Set tasks
a - Name every cast member who sat on the panel, according to the report on The Walking Dead's New York Comic-Con 2011 panel.
b - According to the report on The Walking Dead's New York Comic-Con 2011 panel, approximately how many zombie extras were used for the highway sequence?
c - Resume the report on The Walking Dead's New York Comic-Con 2011 panel from the point at which it stops.

Selected extract
The Walking Dead season 2 is just hours away, so fan anticipation is reaching rabid zombie levels as AMC's hit horror drama makes its return to the halls of the IGN theater at New York Comic-Con 2011.
However, aside from the excitement of seeing Rick Grimes (Andrew Lincoln) and his fellow survivors once again try to make their way through a world that has become hell on Earth, there are even more pressing behind-the-scenes questions that need to be answered, such as the state of cast and crew morale in light of Frank Darabont leaving the show (being fired from the show, more accurately) and if looming issues like budget constraints will effect the path of season 2, once production starts on the post-Darabont episodes.
Will AMC and the Walking Dead cast and showrunners address the serious questions about the show? Or will they just put on a smile and talk about what's in store for season 2 as if all was well?
Short answer: smiles and nice words.
On the panel were Walking Dead creator Robert Kirkman, show producer Gale Anne Hurd, Emmy-winning makeup artist Greg Nicotero, along with cast members Jon Bernthal (Shane), Laurie Holden (Andrea), Steven Yeun (Glenn), Chandler Riggs (Carl), Norman Reedus (Daryl) and new cast member Lauren Cohan (Maggie)
- Kirkman started off by talking about his work on the comic, now that the show is a success. He still loves working on both - especially since the show has diverged from the comic in significant ways, which allows the showrunners and Kirkman to explore new ground.
- Kirkman and Hurd enjoy hearing the fan conspiracy theories about the show's plot. Kirkman reiterates (for the millionth time) that Michael Rooker's character, Merle, is NOT THE GOVERNOR.
- FOOTAGE - The footage screened in panel was from the excellent season 2 premiere. It involves a tense scene on the highway where the survivors are stopped at a graveyard of abandoned cars. Before they know it, a "herd" of Walkers (zombies) has barreled onto the road behind them. The survivors must hide under cars to avoid being detected by the zombie horde. Things go from bad to worse when T-Dog (IronE Singleton) injures himself, and Andrea (Holden) is sniffed out by a particularly enterprising zombie. Violence and gore ensue.
- The moderator - Web Soup host Chris Hardwick - describes how that highway scene scared his friend (who is a big imposing guy) at the show's LA premiere. He stated that The Walking Dead is like watching a great horror movie, rather than a TV show. Hurd praised the NYCC audience for their energy.
- The highway sequence was a 4-day shoot on a real Atlanta freeway that had to be shut down. Approximately 150 zombie extras were used for the sequence. The filming of the scene gained media attention, as local Atlanta outlets reported on the massive inconvenience caused by the highway shutdown. Nicortero claimed that hearing the fans scream in fear at the footage was all the reward he needed.
- Jon Bernthal thanked fans and praised his castmates and crew for making a truly great show to be on.

Provided data
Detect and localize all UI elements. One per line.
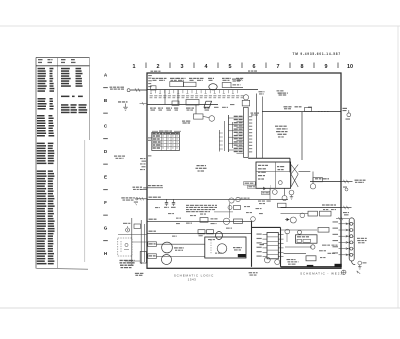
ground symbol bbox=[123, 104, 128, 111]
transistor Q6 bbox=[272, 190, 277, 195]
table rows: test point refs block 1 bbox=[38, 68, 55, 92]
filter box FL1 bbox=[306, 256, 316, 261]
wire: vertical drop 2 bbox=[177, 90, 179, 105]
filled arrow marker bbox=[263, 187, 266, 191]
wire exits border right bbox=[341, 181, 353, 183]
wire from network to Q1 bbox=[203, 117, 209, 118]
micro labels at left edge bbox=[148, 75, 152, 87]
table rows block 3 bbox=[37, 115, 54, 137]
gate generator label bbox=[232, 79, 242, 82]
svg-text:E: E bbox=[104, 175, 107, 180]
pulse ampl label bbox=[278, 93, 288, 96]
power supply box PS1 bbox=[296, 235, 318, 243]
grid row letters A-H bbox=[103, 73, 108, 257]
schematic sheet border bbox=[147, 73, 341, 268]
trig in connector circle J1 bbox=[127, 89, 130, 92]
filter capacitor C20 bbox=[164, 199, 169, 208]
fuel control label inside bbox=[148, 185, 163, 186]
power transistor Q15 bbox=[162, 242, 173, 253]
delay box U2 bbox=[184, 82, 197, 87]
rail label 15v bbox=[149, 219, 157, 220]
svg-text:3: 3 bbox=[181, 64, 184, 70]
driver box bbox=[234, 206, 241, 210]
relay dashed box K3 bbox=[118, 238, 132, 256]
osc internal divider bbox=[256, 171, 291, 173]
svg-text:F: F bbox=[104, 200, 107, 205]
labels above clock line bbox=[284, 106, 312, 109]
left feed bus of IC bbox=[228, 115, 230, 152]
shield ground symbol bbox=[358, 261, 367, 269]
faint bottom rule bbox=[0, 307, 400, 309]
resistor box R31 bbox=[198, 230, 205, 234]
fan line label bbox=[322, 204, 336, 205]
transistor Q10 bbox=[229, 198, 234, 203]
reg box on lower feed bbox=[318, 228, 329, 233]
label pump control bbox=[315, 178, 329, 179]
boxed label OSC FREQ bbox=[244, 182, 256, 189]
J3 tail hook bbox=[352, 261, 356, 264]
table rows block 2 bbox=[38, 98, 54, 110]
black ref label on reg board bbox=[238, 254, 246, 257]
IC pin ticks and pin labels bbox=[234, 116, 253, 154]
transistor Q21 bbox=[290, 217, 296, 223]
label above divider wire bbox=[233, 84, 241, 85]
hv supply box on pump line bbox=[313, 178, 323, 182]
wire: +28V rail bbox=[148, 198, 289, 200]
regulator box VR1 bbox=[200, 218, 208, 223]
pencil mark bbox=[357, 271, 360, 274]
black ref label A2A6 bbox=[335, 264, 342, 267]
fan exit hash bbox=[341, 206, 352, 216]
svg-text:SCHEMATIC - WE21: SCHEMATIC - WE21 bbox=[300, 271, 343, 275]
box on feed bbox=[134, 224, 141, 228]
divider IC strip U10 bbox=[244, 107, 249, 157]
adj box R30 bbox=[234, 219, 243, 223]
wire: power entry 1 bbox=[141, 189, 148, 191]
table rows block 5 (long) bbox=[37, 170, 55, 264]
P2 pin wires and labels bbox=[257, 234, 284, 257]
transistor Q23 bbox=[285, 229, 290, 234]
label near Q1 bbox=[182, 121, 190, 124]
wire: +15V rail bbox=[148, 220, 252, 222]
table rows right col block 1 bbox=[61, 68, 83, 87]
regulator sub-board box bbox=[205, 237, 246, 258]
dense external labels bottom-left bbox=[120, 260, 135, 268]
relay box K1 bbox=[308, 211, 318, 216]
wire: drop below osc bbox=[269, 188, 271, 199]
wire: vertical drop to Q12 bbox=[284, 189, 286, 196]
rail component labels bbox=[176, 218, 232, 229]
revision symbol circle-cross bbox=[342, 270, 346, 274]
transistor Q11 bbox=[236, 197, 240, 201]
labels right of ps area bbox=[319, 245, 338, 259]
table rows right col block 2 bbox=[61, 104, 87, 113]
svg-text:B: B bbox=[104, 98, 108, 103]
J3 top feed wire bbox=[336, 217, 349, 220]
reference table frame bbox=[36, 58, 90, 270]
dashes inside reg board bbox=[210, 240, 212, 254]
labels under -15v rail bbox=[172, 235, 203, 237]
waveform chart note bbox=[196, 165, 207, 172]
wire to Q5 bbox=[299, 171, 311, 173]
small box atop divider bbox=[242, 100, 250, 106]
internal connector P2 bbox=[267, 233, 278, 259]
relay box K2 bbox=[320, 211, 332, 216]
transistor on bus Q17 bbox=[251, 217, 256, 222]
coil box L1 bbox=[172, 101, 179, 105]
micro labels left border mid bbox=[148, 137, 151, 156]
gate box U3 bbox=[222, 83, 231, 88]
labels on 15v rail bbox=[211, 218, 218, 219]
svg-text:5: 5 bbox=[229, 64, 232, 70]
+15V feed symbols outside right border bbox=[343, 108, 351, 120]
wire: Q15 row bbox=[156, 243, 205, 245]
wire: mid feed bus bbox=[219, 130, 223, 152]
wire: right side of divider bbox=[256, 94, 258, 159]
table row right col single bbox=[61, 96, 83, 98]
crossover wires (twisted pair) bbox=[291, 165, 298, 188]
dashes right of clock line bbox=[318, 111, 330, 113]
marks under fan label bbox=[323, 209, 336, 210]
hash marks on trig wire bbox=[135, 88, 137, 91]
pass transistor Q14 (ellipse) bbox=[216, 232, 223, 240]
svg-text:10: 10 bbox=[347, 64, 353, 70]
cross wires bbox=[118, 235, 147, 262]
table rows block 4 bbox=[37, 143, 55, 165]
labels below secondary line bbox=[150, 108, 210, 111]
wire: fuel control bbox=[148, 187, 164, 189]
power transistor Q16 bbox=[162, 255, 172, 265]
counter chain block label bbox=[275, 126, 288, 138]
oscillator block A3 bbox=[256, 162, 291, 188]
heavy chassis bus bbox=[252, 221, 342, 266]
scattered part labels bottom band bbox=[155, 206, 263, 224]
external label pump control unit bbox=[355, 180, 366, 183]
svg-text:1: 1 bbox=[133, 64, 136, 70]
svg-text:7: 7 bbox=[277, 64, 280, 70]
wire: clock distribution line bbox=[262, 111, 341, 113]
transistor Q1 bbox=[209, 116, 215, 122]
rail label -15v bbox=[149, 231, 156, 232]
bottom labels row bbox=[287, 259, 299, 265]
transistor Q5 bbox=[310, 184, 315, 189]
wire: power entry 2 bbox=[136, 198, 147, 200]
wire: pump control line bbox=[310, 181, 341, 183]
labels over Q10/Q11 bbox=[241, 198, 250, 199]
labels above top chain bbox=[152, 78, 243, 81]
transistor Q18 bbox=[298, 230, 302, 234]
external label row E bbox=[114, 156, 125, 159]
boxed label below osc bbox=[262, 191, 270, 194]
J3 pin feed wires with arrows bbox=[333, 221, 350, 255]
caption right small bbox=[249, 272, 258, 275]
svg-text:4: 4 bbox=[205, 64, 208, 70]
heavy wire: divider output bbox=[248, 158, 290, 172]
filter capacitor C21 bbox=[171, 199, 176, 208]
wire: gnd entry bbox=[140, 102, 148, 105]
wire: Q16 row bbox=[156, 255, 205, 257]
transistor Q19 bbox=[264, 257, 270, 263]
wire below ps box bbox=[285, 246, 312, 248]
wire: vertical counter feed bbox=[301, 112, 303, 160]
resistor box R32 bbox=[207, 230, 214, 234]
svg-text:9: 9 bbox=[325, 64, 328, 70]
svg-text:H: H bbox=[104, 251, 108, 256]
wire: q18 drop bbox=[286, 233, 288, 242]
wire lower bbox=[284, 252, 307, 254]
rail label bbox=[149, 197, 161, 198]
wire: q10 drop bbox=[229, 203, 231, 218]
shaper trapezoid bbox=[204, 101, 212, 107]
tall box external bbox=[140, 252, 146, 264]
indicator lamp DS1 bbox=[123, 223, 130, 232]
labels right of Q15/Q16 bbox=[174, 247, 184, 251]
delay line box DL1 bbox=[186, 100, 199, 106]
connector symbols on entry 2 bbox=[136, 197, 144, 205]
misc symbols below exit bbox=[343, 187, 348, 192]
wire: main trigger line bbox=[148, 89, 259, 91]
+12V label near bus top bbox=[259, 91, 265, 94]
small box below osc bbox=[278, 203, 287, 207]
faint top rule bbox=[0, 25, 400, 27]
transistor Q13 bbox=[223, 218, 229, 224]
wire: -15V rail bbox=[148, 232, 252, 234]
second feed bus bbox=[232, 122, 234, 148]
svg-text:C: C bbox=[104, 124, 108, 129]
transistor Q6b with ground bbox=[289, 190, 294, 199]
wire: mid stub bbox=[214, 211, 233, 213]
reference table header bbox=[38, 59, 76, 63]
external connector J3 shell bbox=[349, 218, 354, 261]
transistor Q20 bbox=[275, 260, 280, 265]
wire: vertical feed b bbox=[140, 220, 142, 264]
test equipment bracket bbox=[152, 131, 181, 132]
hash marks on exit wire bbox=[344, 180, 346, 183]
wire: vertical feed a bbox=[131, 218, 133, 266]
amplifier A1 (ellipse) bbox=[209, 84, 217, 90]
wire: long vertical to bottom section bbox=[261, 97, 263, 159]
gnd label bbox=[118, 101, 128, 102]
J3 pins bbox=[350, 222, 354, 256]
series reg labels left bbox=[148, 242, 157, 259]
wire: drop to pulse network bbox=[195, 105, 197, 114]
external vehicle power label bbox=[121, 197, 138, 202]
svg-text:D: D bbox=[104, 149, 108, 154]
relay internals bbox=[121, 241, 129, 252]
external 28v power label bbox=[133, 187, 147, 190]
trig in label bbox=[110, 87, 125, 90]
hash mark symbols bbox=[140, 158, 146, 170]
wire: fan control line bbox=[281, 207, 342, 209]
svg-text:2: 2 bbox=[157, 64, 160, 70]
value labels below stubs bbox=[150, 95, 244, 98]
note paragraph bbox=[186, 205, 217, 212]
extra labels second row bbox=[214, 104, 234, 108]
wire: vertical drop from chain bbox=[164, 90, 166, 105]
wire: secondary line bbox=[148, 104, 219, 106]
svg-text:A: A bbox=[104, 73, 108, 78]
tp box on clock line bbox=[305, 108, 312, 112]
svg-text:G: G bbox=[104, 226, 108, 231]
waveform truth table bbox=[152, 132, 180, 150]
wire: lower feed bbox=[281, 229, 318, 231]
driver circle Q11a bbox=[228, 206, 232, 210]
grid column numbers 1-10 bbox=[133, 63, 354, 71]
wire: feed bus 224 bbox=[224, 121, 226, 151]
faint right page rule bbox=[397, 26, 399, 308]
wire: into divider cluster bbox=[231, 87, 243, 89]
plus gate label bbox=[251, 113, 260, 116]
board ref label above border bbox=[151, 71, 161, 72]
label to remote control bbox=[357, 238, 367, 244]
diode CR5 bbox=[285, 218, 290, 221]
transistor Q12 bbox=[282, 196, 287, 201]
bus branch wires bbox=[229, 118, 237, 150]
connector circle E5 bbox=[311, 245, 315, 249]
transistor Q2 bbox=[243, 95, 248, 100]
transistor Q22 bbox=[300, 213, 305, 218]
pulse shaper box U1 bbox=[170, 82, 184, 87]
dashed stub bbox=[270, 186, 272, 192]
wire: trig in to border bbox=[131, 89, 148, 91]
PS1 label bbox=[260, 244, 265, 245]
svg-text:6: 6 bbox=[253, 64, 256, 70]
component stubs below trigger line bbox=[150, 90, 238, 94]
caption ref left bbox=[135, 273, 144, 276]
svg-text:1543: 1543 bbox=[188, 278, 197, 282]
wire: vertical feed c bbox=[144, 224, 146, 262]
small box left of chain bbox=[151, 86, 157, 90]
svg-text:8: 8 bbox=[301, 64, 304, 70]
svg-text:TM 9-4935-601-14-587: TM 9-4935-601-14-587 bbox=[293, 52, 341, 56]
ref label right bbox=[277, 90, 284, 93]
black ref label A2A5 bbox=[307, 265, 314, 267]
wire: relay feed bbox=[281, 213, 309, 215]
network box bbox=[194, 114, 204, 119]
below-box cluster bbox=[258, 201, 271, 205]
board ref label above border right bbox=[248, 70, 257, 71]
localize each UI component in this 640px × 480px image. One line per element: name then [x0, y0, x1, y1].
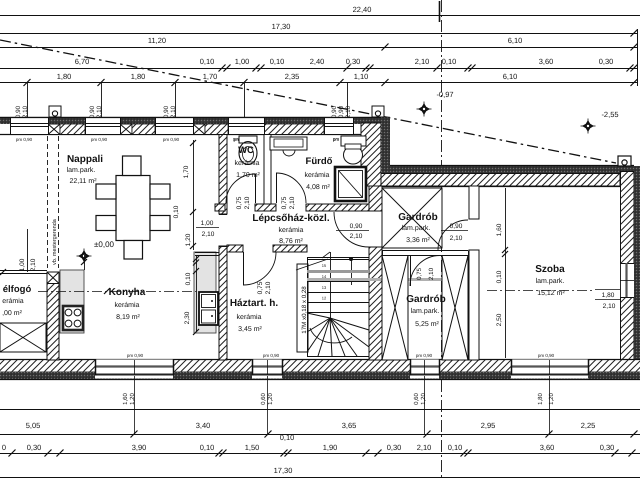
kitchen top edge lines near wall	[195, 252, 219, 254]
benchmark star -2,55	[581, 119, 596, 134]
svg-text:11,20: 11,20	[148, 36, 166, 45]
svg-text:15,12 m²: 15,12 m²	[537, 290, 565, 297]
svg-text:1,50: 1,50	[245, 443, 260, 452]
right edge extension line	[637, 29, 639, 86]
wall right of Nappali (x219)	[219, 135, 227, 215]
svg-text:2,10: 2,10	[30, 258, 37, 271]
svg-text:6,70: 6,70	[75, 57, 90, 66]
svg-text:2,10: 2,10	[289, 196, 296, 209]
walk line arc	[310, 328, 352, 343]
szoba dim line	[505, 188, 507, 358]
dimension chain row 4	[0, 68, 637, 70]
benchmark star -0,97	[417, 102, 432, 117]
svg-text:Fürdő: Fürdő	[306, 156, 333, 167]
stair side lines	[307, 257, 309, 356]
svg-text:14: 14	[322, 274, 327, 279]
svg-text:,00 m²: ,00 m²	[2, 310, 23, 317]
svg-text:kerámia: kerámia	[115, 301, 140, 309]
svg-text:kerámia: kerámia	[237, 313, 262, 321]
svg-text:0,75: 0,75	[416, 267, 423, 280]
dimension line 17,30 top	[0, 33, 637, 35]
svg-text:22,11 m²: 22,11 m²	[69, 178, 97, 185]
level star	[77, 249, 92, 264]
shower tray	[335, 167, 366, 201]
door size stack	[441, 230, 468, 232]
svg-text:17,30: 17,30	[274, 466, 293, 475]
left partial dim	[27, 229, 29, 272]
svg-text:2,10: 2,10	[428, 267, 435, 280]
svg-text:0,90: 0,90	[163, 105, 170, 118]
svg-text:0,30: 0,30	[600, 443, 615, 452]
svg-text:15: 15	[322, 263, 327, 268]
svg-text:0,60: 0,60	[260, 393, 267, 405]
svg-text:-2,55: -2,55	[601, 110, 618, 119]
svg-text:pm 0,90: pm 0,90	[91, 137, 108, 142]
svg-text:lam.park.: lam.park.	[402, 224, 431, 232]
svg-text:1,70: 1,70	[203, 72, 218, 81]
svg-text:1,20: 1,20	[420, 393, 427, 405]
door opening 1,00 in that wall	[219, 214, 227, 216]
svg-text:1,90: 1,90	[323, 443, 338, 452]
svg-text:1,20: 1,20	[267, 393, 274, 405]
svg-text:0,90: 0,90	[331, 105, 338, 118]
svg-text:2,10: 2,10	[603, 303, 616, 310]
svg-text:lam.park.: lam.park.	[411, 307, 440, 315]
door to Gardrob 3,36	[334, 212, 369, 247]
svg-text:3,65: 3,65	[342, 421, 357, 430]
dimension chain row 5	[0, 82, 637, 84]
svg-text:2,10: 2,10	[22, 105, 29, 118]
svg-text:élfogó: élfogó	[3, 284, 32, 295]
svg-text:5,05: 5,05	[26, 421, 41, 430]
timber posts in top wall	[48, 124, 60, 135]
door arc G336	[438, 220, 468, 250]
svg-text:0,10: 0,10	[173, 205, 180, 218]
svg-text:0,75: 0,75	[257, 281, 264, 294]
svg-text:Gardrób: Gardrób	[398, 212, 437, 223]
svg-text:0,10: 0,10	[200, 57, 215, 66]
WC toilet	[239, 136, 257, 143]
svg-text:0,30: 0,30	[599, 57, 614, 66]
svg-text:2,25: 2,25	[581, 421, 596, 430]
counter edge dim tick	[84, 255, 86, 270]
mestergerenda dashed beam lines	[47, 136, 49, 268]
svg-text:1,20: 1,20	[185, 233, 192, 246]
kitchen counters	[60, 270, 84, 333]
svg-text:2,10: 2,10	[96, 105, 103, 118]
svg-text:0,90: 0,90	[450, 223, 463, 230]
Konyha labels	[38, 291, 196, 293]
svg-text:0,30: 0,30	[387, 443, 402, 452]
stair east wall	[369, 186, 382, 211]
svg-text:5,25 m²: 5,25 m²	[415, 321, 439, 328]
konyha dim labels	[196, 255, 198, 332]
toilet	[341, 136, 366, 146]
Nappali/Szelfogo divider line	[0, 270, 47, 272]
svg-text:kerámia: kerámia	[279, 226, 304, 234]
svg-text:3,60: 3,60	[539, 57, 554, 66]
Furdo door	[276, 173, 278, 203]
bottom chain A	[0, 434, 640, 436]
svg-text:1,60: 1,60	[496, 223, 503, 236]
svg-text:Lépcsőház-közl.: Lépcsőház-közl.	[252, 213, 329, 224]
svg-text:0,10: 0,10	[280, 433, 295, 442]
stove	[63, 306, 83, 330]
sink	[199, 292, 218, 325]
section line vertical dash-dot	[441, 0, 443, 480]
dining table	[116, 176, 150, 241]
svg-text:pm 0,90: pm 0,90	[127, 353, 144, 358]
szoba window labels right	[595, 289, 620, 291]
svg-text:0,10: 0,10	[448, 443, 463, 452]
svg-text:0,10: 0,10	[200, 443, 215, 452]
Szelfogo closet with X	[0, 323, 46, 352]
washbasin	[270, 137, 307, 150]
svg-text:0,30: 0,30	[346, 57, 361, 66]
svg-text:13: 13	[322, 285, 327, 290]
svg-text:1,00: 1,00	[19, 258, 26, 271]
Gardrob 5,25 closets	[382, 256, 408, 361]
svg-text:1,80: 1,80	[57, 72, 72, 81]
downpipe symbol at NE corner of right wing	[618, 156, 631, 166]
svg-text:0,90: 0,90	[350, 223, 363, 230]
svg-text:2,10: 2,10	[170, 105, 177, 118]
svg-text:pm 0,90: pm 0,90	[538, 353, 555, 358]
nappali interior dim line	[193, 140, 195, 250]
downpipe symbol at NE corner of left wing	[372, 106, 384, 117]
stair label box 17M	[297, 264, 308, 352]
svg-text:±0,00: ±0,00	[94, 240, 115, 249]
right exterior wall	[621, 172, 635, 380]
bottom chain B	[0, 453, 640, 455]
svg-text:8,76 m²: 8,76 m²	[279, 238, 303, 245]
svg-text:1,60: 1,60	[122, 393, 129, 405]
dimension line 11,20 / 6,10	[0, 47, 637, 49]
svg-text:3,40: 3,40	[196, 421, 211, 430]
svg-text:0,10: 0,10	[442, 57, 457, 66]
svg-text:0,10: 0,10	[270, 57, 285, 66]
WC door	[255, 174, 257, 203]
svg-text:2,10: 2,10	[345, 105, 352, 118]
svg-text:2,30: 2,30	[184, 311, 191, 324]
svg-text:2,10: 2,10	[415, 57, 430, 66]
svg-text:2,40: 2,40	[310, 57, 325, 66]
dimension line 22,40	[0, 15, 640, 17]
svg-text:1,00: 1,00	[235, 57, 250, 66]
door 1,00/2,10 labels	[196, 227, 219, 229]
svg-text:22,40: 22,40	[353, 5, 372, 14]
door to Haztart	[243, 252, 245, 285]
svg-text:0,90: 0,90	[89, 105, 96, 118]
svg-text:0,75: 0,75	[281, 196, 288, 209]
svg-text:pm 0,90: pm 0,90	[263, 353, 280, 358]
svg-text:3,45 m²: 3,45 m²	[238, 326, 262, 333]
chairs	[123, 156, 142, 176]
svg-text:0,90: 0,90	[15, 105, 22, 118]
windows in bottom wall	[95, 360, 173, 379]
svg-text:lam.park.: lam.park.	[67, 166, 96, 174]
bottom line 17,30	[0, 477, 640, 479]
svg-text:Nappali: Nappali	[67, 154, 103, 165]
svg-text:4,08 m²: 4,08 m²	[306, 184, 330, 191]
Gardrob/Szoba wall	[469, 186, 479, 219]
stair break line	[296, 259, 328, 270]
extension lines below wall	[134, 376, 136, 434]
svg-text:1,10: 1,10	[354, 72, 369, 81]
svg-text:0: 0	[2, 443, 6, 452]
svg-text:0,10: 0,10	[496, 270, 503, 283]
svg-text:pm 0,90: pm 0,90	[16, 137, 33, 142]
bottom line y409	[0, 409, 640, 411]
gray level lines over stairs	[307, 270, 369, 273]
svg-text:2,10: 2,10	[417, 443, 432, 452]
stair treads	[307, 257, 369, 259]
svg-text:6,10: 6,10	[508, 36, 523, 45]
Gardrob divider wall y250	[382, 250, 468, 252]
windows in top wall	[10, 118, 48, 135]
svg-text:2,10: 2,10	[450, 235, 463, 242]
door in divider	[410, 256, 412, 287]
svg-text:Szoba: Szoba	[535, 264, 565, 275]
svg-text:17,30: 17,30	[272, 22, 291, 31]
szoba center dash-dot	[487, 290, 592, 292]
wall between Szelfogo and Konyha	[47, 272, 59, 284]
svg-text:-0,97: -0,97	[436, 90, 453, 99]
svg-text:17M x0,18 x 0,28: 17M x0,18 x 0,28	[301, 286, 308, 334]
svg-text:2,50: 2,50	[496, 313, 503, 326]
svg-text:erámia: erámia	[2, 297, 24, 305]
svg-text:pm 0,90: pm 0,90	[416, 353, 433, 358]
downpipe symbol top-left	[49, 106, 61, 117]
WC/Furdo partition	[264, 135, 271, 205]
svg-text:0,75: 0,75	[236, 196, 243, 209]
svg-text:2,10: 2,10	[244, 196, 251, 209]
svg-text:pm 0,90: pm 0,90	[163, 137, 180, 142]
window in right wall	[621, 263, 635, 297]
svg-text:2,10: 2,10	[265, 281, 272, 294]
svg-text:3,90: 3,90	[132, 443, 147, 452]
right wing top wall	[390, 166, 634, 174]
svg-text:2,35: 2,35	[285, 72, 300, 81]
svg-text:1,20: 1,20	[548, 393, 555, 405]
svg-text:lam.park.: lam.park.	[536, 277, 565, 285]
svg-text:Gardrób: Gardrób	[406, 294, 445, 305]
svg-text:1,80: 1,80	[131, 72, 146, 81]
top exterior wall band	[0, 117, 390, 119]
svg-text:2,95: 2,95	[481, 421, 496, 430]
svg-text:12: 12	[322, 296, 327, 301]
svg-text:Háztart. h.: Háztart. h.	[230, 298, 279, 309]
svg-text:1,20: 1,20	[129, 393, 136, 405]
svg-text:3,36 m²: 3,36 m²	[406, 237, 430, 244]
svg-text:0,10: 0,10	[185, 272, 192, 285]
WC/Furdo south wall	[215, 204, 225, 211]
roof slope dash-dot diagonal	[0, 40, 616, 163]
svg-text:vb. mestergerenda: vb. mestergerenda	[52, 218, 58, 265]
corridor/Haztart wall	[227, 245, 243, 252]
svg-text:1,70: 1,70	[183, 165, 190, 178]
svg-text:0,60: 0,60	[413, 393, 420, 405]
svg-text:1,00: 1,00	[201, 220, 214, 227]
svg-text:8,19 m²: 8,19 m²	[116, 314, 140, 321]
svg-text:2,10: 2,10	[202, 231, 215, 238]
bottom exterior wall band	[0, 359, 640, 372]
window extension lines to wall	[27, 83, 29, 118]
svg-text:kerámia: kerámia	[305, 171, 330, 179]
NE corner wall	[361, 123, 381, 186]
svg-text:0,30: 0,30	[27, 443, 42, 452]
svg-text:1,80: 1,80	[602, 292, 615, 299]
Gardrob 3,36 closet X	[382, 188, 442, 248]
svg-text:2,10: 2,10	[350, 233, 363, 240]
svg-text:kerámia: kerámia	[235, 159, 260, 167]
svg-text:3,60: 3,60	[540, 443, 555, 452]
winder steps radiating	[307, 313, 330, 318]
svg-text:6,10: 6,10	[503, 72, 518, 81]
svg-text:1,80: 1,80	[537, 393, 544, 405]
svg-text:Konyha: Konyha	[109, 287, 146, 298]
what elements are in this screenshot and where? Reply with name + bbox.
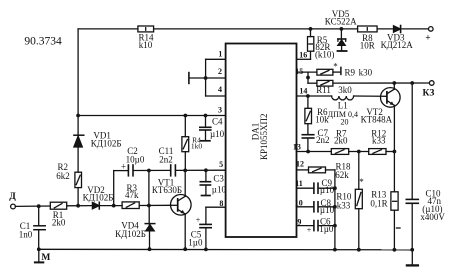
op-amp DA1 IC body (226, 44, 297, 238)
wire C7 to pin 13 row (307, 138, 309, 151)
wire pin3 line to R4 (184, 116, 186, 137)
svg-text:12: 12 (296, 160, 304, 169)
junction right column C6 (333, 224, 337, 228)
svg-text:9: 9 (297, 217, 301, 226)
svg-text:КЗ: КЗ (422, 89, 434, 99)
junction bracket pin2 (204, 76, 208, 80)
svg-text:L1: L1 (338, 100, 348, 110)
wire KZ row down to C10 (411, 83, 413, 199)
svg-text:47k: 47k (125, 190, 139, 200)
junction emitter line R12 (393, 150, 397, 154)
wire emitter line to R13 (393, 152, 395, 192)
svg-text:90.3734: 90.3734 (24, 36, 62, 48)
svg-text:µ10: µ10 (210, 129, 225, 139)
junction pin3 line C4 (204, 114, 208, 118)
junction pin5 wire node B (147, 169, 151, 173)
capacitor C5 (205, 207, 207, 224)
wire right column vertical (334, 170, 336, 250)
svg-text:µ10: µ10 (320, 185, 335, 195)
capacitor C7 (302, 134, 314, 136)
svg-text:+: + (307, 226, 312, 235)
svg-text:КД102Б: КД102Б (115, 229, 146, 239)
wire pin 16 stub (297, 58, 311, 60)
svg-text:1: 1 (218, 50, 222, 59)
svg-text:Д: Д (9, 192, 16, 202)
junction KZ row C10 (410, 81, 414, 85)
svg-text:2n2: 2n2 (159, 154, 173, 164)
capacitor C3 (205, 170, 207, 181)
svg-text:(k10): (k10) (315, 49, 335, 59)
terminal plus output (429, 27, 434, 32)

Outputs in order
a - Jon Bernthal (Shane), Laurie Holden (Andrea), Steven Yeun (Glenn), Chandler Riggs (Carl), Norman Reedus (Daryl), and Lauren Cohan (Maggie)

b - Approximately 150

c -
- Holden actually got banged up filming the winnebago scene from the footage when she took on a zombie in close quarters. "I felt I earned my day's pay," she claimed. She went on to say that the zombie extra in that scene was too nice of a guy in real life - she couldn't talk to him while doing the scene. She loves how real the zombies look because that makes her job easier being scared of them. It's a combination of Nicotero's makeup work and the "zombie school" all the extras go through.
- Yeun said that Glenn has tried to become this hero in the post-zompocalypse world, but often does his heroic acts in a way that is reckless, like he doesn't care about his life. He plays coy about his arc in season 2, which could involve a certain relationship with a certain new character...
- (MILD SPOILER) Cohan let the cat right out of the bag by talking about her character Maggie's forthcoming romance with Glenn. She says Maggie forces Glenn to look at life from a new perspective, now that he has something to hold onto. She had seen the show and loved it and was ecstatic when she got the part - which she describes as "jumping in a tornado." She wasn't ready for the ticks that are rampant in the Atlanta woods - "You've got hands in your pants, you're checking [for ticks], forgetting to act."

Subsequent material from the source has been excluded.